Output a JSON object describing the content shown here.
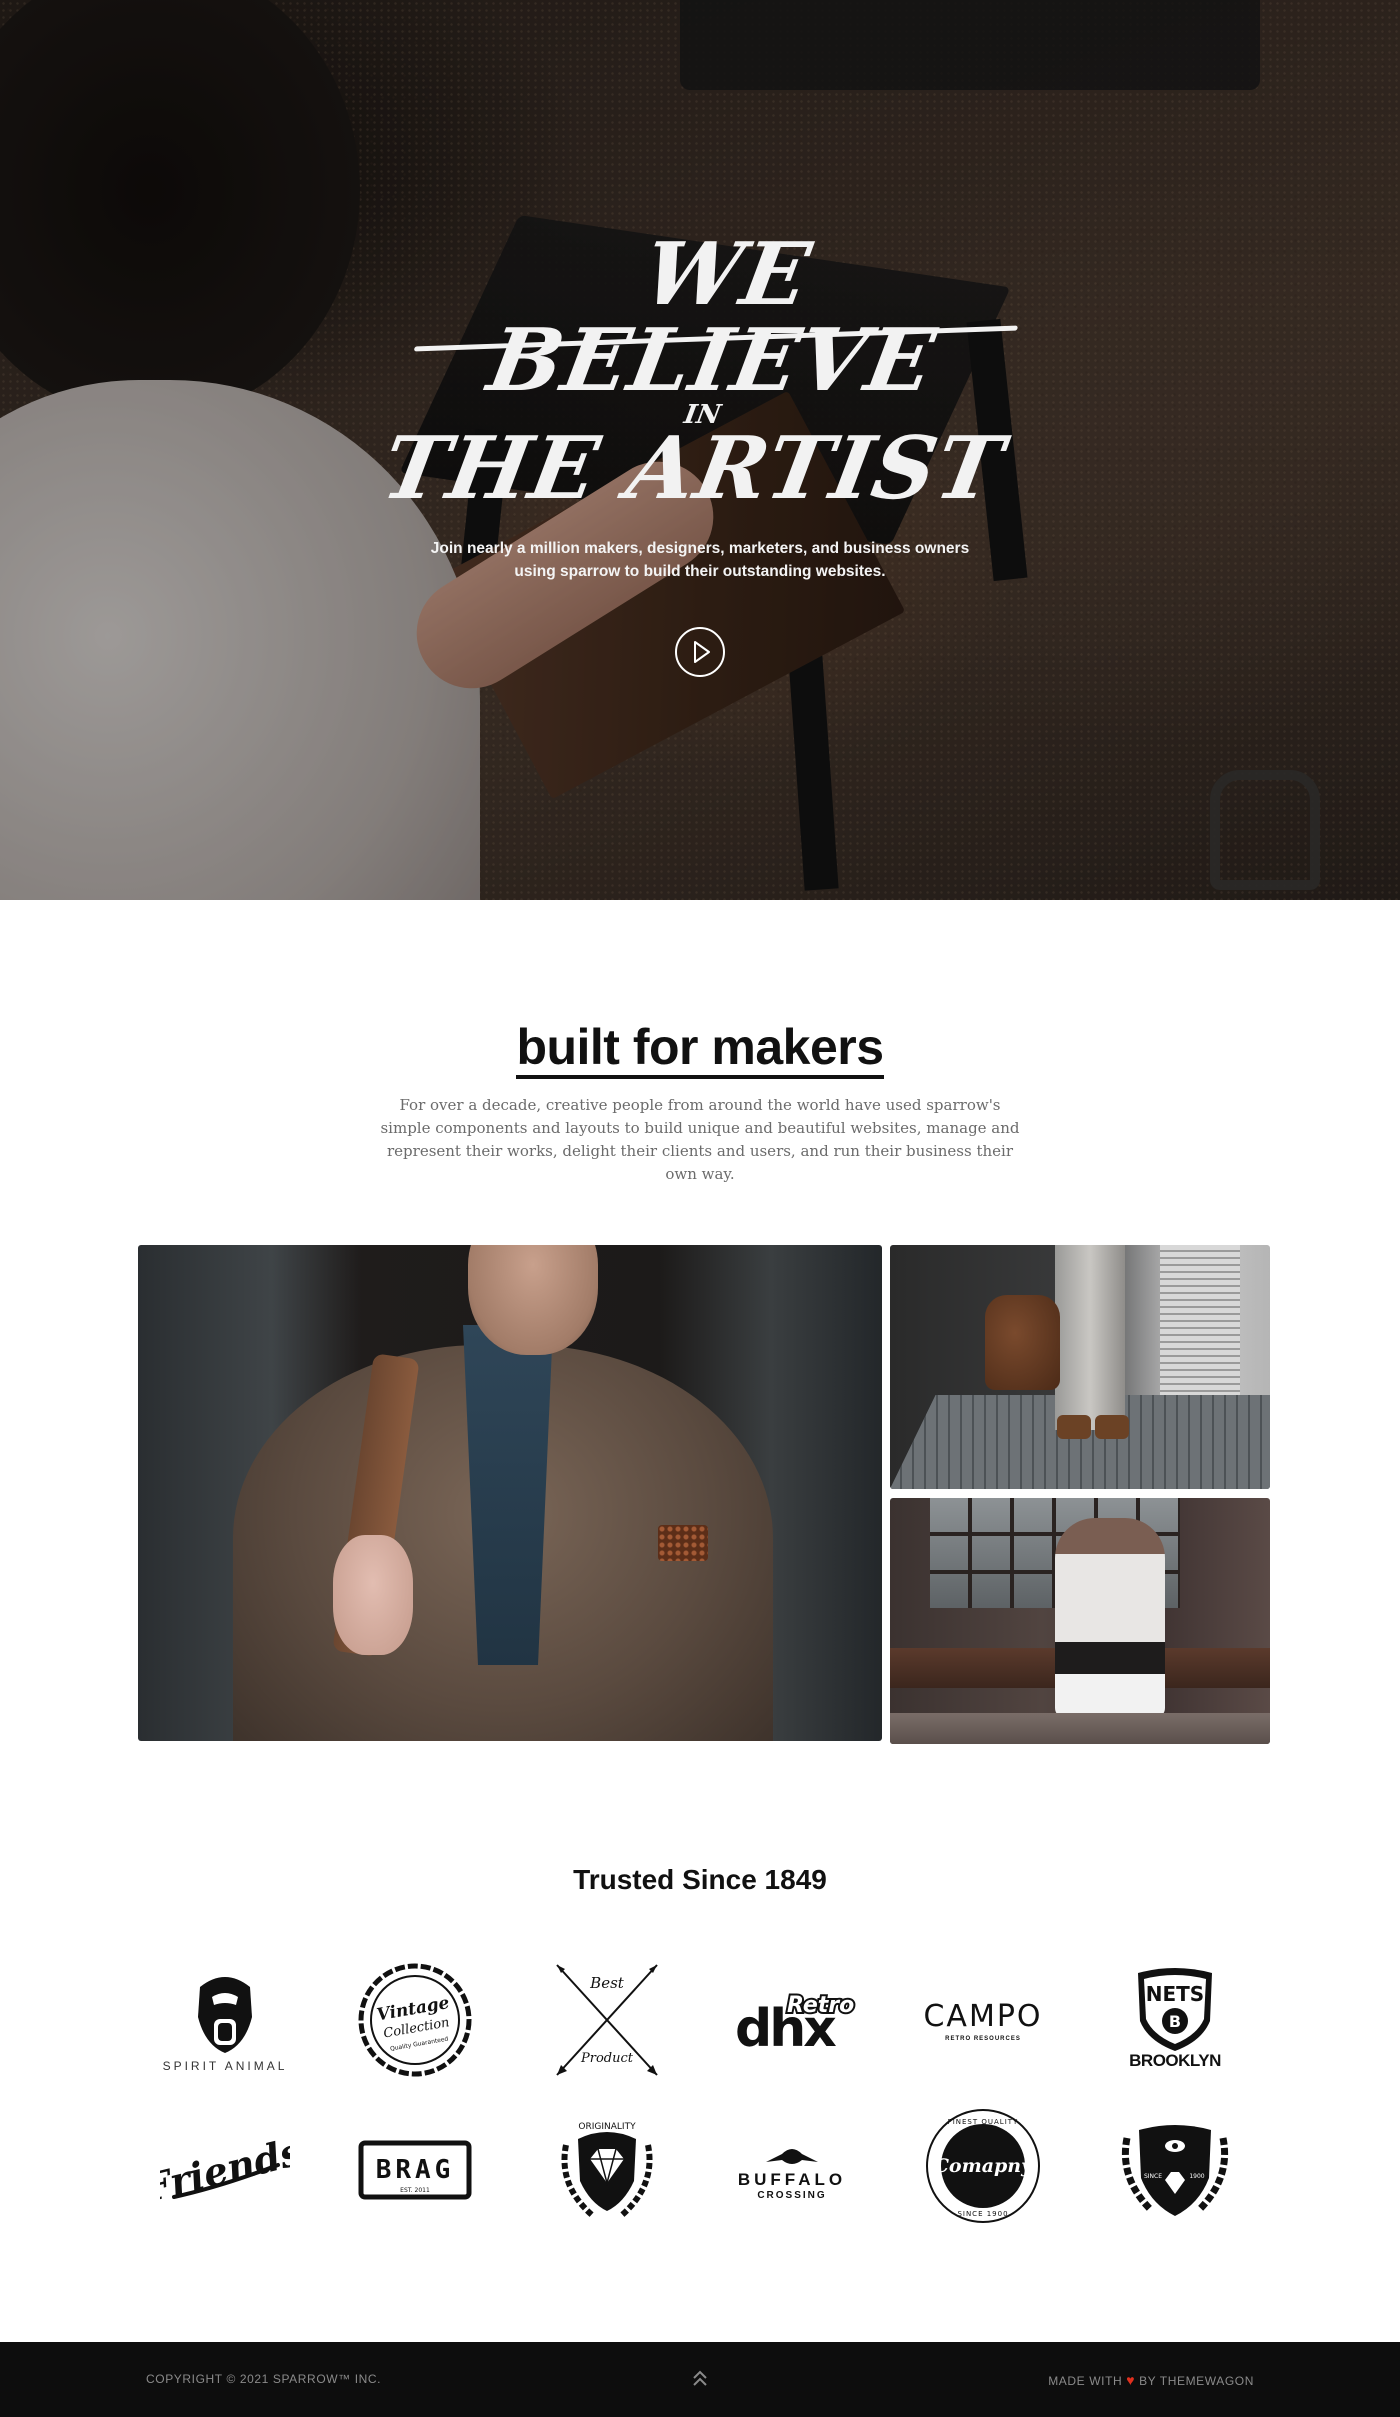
{
  "hero": {
    "title_line1": "We Believe",
    "title_line2": "in",
    "title_line3": "The Artist",
    "subtitle": "Join nearly a million makers, designers, marketers, and business owners using sparrow to build their outstanding websites.",
    "play_icon": "play-circle-icon"
  },
  "intro": {
    "title": "built for makers",
    "description": "For over a decade, creative people from around the world have used sparrow's simple components and layouts to build unique and beautiful websites, manage and represent their works, delight their clients and users, and run their business their own way."
  },
  "gallery": {
    "images": [
      "man-with-leather-bag",
      "man-standing-with-bag",
      "man-sitting-on-bench"
    ]
  },
  "trusted": {
    "title": "Trusted Since 1849",
    "logos": [
      {
        "name": "spirit-animal",
        "text": "SPIRIT ANIMAL"
      },
      {
        "name": "vintage-collection",
        "text1": "Vintage",
        "text2": "Collection",
        "text3": "Quality Guaranteed"
      },
      {
        "name": "best-product",
        "text1": "Best",
        "text2": "Product"
      },
      {
        "name": "retro-dhx",
        "text1": "dhx",
        "text2": "Retro"
      },
      {
        "name": "campo",
        "text1": "CAMPO",
        "text2": "RETRO RESOURCES"
      },
      {
        "name": "nets-brooklyn",
        "text1": "NETS",
        "text2": "B",
        "text3": "BROOKLYN"
      },
      {
        "name": "friends",
        "text": "Friends"
      },
      {
        "name": "brag",
        "text1": "BRAG",
        "text2": "EST. 2011"
      },
      {
        "name": "originality",
        "text": "ORIGINALITY"
      },
      {
        "name": "buffalo-crossing",
        "text1": "BUFFALO",
        "text2": "CROSSING"
      },
      {
        "name": "comapny",
        "text1": "FINEST QUALITY",
        "text2": "Comapny",
        "text3": "SINCE 1900"
      },
      {
        "name": "since-1900-crest",
        "text1": "SINCE",
        "text2": "1900"
      }
    ]
  },
  "footer": {
    "copyright": "COPYRIGHT © 2021 SPARROW™ INC.",
    "made_prefix": "MADE WITH",
    "made_suffix": "BY THEMEWAGON",
    "heart": "♥",
    "colors": {
      "background": "#0d0d0d",
      "heart": "#e0301e"
    }
  }
}
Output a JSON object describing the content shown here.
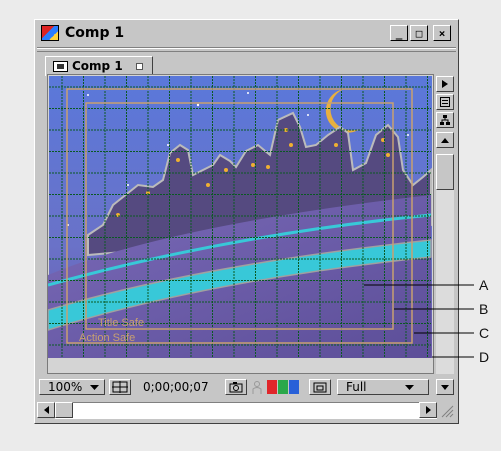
{
  "window": {
    "title": "Comp 1",
    "controls": {
      "minimize": "_",
      "maximize": "□",
      "close": "×"
    }
  },
  "tab": {
    "label": "Comp 1"
  },
  "viewer": {
    "title_safe_label": "Title Safe",
    "action_safe_label": "Action Safe"
  },
  "bottom_bar": {
    "zoom": "100%",
    "timecode": "0;00;00;07",
    "resolution": "Full"
  },
  "callouts": [
    "A",
    "B",
    "C",
    "D"
  ],
  "colors": {
    "grid": "#0a5a22",
    "title_safe": "#c8a070",
    "action_safe": "#c8a070",
    "sky_top": "#5878d8",
    "sky_bottom": "#7064b0",
    "river": "#38c8d8",
    "moon": "#e8b040"
  },
  "icons": {
    "app": "comp-window-icon",
    "tab": "composition-icon",
    "side_menu": "triangle-right-icon",
    "side_1": "comp-flowchart-icon",
    "side_2": "tree-icon",
    "scroll_up": "arrow-up-icon",
    "scroll_down": "arrow-down-icon",
    "scroll_left": "arrow-left-icon",
    "scroll_right": "arrow-right-icon",
    "safe_zones": "safe-zones-icon",
    "snapshot": "camera-icon",
    "show_snapshot": "person-icon",
    "channels": "rgb-channels-icon",
    "region": "region-of-interest-icon"
  }
}
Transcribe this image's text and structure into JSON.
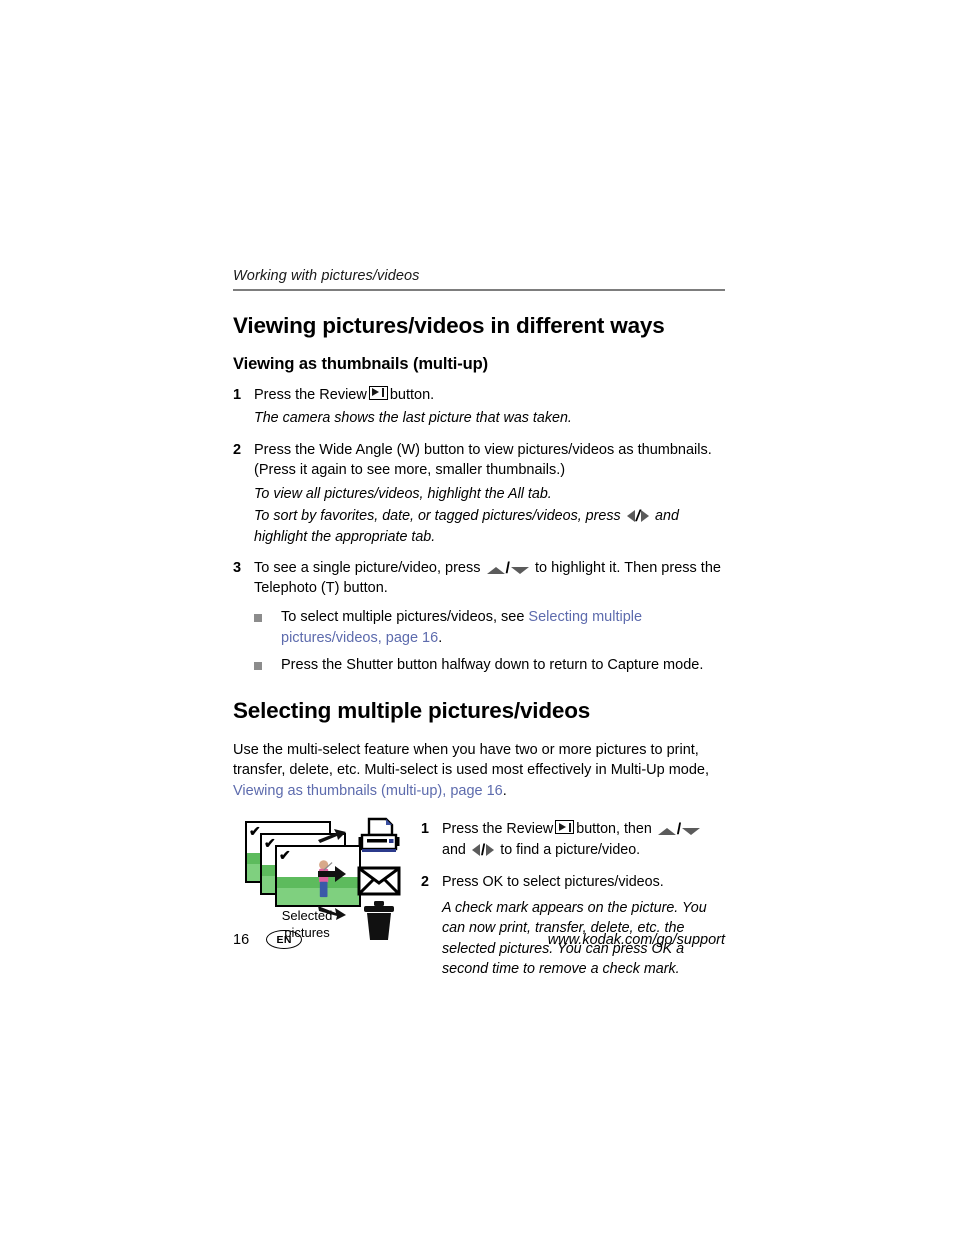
{
  "header": {
    "running_title": "Working with pictures/videos"
  },
  "section1": {
    "title": "Viewing pictures/videos in different ways",
    "subtitle": "Viewing as thumbnails (multi-up)",
    "step1": {
      "num": "1",
      "text_before": "Press the Review",
      "text_after": "button."
    },
    "note1": "The camera shows the last picture that was taken.",
    "step2": {
      "num": "2",
      "text": "Press the Wide Angle (W) button to view pictures/videos as thumbnails. (Press it again to see more, smaller thumbnails.)"
    },
    "note2a": "To view all pictures/videos, highlight the All tab.",
    "note2b_before": "To sort by favorites, date, or tagged pictures/videos, press",
    "note2b_after": "and highlight the appropriate tab.",
    "step3": {
      "num": "3",
      "text_before": "To see a single picture/video, press",
      "text_after": "to highlight it. Then press the Telephoto (T) button."
    },
    "bullet1_before": "To select multiple pictures/videos, see ",
    "bullet1_link": "Selecting multiple pictures/videos, page 16",
    "bullet1_after": ".",
    "bullet2": "Press the Shutter button halfway down to return to Capture mode."
  },
  "section2": {
    "title": "Selecting multiple pictures/videos",
    "para_before": "Use the multi-select feature when you have two or more pictures to print, transfer, delete, etc. Multi-select is used most effectively in Multi-Up mode, ",
    "para_link": "Viewing as thumbnails (multi-up), page 16",
    "para_after": ".",
    "illustration": {
      "caption_line1": "Selected",
      "caption_line2": "pictures",
      "icons": [
        "printer-icon",
        "envelope-icon",
        "trash-icon"
      ],
      "check_mark": "✔"
    },
    "step1": {
      "num": "1",
      "text_before": "Press the Review",
      "text_mid": "button, then",
      "text_and": "and",
      "text_after": "to find a picture/video."
    },
    "step2": {
      "num": "2",
      "text": "Press OK to select pictures/videos."
    },
    "note": "A check mark appears on the picture. You can now print, transfer, delete, etc. the selected pictures. You can press OK a second time to remove a check mark."
  },
  "footer": {
    "page_number": "16",
    "language_badge": "EN",
    "url": "www.kodak.com/go/support"
  },
  "colors": {
    "link": "#5d6bad",
    "rule": "#7d7d7d",
    "bullet": "#8c8c8c",
    "glyph_gray": "#5b5b5b",
    "grass": "#5dbb5d",
    "printer_blue": "#2b3a8c"
  }
}
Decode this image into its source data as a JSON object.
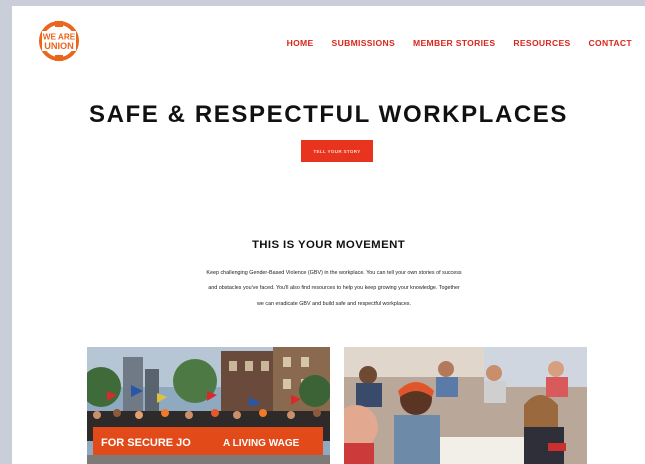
{
  "logo": {
    "line1": "WE ARE",
    "line2": "UNION",
    "color": "#e9661c"
  },
  "nav": {
    "items": [
      {
        "label": "HOME"
      },
      {
        "label": "SUBMISSIONS"
      },
      {
        "label": "MEMBER STORIES"
      },
      {
        "label": "RESOURCES"
      },
      {
        "label": "CONTACT"
      }
    ],
    "color": "#d9261c"
  },
  "hero": {
    "title": "SAFE & RESPECTFUL WORKPLACES",
    "cta_label": "TELL YOUR STORY",
    "cta_color": "#e8341f"
  },
  "movement": {
    "title": "THIS IS YOUR MOVEMENT",
    "lines": [
      "Keep challenging Gender-Based Violence (GBV) in the workplace. You can tell your own stories of success",
      "and obstacles you've faced. You'll also find resources to help you keep growing your knowledge. Together",
      "we can eradicate GBV and build safe and respectful workplaces."
    ]
  },
  "photos": {
    "left_banner_left": "FOR SECURE JO",
    "left_banner_right": "A LIVING WAGE"
  }
}
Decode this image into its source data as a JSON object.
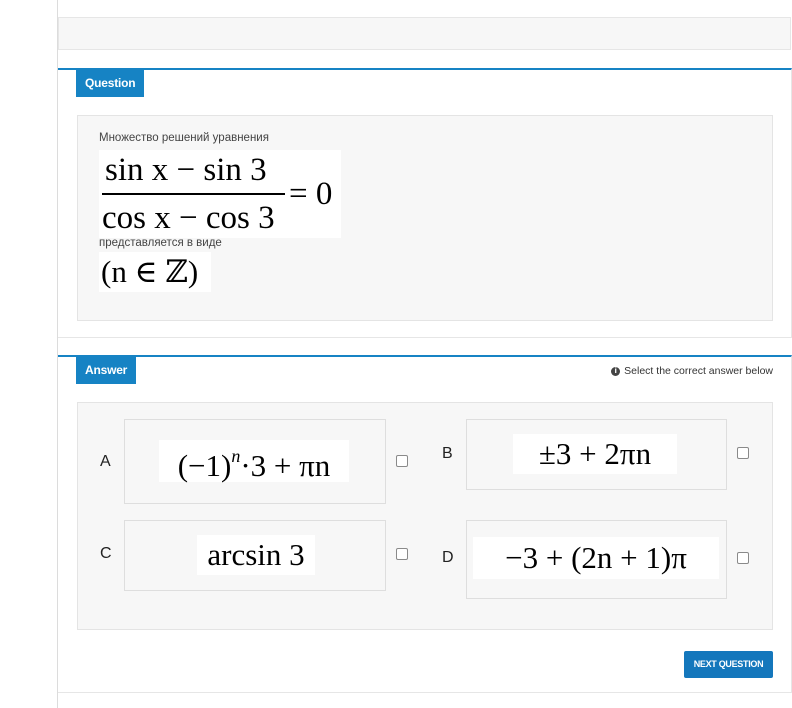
{
  "question": {
    "tag": "Question",
    "prompt": "Множество решений уравнения",
    "equation": {
      "numerator": "sin x − sin 3",
      "denominator": "cos x − cos 3",
      "equals": "= 0"
    },
    "middle_text": "представляется в виде",
    "domain_note": "(n ∈ ℤ)"
  },
  "answer": {
    "tag": "Answer",
    "hint": "Select the correct answer below",
    "options": [
      {
        "letter": "A",
        "base": "(−1)",
        "sup": "n",
        "rest": "·3  + πn"
      },
      {
        "letter": "B",
        "formula": "±3  +  2πn"
      },
      {
        "letter": "C",
        "formula": "arcsin 3"
      },
      {
        "letter": "D",
        "formula": "−3  +  (2n +  1)π"
      }
    ]
  },
  "next_button": "NEXT QUESTION",
  "colors": {
    "accent": "#1683c4",
    "button": "#1477bc",
    "box_bg": "#f7f7f7"
  }
}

^^^^^^^^^^^^^^^^

» TASK GOAL: Work out the count of lines containing the word "mode", then write only that count.

» OUTPUT: 2